__Exercise requirements__.
Copy out every record below with complete accuracy.

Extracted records
○ ○ ○ ○
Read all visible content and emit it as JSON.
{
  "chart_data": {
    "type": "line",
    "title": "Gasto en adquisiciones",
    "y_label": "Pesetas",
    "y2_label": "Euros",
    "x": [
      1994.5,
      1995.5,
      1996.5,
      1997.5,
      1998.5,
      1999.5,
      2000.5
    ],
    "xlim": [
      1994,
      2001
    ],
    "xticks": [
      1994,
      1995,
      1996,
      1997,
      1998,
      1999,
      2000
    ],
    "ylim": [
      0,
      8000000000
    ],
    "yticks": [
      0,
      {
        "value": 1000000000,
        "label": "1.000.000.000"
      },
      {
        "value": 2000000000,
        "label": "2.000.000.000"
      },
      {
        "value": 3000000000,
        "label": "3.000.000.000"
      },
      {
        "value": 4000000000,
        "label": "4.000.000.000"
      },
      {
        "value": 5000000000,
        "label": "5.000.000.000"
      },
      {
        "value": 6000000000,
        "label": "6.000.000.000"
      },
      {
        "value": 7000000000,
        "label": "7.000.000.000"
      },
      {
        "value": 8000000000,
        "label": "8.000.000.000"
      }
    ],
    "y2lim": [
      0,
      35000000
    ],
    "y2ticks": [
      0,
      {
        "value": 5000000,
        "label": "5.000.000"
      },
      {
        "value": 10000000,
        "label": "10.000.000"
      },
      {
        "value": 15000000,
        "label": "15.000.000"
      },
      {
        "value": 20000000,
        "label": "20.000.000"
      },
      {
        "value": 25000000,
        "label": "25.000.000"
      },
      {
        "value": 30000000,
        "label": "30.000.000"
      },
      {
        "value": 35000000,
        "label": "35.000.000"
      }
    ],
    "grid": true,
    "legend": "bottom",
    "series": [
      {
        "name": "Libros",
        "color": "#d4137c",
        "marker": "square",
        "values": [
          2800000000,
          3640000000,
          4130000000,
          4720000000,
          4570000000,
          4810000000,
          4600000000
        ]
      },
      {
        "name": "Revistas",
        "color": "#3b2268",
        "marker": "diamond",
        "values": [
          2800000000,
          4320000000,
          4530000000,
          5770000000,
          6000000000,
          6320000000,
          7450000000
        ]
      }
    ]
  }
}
○ ○ ○ ○
__Response below__.
Read all visible content and emit it as JSON.
{
  "chart_data": {
    "type": "line",
    "title": "Gasto en adquisiciones",
    "y_label": "Pesetas",
    "y2_label": "Euros",
    "x": [
      1994.5,
      1995.5,
      1996.5,
      1997.5,
      1998.5,
      1999.5,
      2000.5
    ],
    "xlim": [
      1994,
      2001
    ],
    "xticks": [
      1994,
      1995,
      1996,
      1997,
      1998,
      1999,
      2000
    ],
    "ylim": [
      0,
      8000000000
    ],
    "yticks": [
      0,
      {
        "value": 1000000000,
        "label": "1.000.000.000"
      },
      {
        "value": 2000000000,
        "label": "2.000.000.000"
      },
      {
        "value": 3000000000,
        "label": "3.000.000.000"
      },
      {
        "value": 4000000000,
        "label": "4.000.000.000"
      },
      {
        "value": 5000000000,
        "label": "5.000.000.000"
      },
      {
        "value": 6000000000,
        "label": "6.000.000.000"
      },
      {
        "value": 7000000000,
        "label": "7.000.000.000"
      },
      {
        "value": 8000000000,
        "label": "8.000.000.000"
      }
    ],
    "y2lim": [
      0,
      35000000
    ],
    "y2ticks": [
      0,
      {
        "value": 5000000,
        "label": "5.000.000"
      },
      {
        "value": 10000000,
        "label": "10.000.000"
      },
      {
        "value": 15000000,
        "label": "15.000.000"
      },
      {
        "value": 20000000,
        "label": "20.000.000"
      },
      {
        "value": 25000000,
        "label": "25.000.000"
      },
      {
        "value": 30000000,
        "label": "30.000.000"
      },
      {
        "value": 35000000,
        "label": "35.000.000"
      }
    ],
    "grid": true,
    "legend": "bottom",
    "series": [
      {
        "name": "Libros",
        "color": "#d4137c",
        "marker": "square",
        "values": [
          2800000000,
          3640000000,
          4130000000,
          4720000000,
          4570000000,
          4810000000,
          4600000000
        ]
      },
      {
        "name": "Revistas",
        "color": "#3b2268",
        "marker": "diamond",
        "values": [
          2800000000,
          4320000000,
          4530000000,
          5770000000,
          6000000000,
          6320000000,
          7450000000
        ]
      }
    ]
  }
}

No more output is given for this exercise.